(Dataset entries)

⟨

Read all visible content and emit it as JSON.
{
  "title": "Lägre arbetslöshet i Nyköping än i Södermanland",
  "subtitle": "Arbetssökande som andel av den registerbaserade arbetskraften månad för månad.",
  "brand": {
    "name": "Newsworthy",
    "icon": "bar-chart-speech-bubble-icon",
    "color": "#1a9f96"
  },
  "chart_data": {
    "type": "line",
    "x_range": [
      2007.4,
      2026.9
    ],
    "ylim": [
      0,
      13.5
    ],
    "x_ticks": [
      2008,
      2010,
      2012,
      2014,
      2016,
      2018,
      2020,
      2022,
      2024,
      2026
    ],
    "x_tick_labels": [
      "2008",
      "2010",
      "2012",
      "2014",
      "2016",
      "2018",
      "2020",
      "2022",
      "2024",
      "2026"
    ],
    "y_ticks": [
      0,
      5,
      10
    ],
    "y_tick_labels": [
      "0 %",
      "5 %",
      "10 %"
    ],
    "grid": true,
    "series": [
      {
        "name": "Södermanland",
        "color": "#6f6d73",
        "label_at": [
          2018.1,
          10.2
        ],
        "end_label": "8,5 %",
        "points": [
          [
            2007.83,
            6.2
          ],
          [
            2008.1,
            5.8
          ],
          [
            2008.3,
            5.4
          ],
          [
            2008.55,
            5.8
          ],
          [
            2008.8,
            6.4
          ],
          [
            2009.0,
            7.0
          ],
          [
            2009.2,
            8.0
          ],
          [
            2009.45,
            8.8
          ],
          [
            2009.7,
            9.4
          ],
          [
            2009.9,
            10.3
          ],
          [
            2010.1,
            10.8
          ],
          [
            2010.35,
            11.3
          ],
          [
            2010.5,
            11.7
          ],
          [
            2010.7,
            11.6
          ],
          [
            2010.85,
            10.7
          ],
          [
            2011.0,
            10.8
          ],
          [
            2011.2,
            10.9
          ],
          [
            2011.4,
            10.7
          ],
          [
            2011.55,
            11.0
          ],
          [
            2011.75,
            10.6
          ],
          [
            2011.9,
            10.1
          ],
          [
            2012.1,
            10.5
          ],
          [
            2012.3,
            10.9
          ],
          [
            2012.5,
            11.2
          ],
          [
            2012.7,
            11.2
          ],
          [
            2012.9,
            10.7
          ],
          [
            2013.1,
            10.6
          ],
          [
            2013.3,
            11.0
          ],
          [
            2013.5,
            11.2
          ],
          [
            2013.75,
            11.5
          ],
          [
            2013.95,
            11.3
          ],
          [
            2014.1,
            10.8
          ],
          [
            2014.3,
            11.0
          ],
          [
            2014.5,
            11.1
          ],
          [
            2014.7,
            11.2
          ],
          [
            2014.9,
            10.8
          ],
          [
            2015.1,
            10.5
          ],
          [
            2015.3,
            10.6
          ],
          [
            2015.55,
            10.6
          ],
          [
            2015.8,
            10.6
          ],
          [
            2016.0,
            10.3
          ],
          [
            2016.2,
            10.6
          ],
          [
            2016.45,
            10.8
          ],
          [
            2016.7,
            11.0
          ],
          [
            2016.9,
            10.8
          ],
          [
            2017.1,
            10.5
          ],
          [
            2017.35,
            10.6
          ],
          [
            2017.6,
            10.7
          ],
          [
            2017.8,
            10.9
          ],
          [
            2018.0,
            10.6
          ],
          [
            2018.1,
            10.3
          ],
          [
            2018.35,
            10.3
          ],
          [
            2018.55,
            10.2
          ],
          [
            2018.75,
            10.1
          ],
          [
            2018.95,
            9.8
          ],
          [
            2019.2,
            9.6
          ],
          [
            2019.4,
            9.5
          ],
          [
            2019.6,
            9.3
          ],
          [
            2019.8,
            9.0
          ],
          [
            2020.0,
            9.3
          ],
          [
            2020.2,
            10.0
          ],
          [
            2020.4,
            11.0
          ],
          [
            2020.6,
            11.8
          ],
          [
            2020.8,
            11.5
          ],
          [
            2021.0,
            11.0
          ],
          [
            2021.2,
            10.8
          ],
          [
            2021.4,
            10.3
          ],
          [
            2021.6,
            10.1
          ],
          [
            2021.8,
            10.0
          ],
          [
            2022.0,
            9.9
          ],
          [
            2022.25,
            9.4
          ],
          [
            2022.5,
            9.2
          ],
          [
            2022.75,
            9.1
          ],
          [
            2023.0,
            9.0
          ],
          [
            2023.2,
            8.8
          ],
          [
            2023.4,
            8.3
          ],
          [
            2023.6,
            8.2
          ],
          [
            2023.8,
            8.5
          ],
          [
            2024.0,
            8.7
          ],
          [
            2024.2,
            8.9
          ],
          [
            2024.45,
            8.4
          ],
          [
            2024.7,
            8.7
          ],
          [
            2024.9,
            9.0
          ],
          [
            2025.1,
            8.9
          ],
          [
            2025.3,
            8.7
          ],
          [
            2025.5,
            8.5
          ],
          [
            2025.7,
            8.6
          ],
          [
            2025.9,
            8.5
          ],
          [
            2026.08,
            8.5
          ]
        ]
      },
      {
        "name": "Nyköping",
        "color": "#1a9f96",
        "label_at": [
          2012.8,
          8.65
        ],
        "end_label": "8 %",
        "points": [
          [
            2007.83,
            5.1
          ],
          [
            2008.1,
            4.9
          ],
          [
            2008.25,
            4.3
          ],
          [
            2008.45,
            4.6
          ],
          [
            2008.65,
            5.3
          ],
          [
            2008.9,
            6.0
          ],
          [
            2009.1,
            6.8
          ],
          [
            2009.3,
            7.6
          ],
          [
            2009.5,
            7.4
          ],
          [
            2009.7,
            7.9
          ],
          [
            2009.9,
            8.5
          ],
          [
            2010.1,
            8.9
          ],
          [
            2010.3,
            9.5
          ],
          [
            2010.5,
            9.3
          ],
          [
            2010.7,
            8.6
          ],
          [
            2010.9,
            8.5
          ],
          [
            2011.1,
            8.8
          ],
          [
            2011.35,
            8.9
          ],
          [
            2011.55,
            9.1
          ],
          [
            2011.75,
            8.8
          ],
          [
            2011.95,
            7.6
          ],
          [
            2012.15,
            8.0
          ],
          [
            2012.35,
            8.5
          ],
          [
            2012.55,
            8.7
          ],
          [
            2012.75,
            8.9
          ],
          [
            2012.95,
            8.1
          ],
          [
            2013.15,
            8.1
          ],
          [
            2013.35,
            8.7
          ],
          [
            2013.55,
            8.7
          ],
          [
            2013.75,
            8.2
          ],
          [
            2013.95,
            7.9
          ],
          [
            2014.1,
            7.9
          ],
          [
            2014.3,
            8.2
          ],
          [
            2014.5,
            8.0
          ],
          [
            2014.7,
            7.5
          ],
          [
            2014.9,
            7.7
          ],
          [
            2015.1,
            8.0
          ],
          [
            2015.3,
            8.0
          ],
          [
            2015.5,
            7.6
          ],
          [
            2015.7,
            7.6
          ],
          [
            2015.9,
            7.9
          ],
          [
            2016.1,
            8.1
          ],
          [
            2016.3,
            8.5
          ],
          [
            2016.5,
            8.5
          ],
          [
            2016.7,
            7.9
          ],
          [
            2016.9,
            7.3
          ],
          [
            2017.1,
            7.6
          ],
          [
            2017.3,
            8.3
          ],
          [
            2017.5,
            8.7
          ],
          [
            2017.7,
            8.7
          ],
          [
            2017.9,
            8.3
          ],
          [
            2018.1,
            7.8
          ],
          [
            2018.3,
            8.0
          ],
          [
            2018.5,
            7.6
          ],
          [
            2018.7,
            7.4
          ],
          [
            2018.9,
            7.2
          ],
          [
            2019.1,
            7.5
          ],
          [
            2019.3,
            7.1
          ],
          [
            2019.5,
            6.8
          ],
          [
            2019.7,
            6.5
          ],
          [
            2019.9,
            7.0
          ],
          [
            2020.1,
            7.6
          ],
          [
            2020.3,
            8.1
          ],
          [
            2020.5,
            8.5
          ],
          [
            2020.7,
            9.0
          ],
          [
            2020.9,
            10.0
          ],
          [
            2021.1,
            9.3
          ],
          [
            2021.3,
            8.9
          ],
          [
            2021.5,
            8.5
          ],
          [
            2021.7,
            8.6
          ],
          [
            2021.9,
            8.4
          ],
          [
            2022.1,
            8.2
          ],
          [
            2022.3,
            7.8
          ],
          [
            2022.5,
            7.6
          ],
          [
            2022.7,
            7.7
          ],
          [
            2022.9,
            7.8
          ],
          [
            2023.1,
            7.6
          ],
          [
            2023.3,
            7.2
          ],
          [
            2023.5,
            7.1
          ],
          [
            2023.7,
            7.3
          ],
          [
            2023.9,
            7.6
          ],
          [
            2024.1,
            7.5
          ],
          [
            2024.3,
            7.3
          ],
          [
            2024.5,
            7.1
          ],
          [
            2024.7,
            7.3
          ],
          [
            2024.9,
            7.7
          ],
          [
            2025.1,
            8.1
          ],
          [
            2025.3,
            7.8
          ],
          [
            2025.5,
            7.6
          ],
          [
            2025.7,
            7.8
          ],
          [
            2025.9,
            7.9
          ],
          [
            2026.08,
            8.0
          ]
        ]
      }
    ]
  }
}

⟩

* Problem requirements
In the entries above, how many lines hold the word "name"? State the number and nothing else.

* Final result
3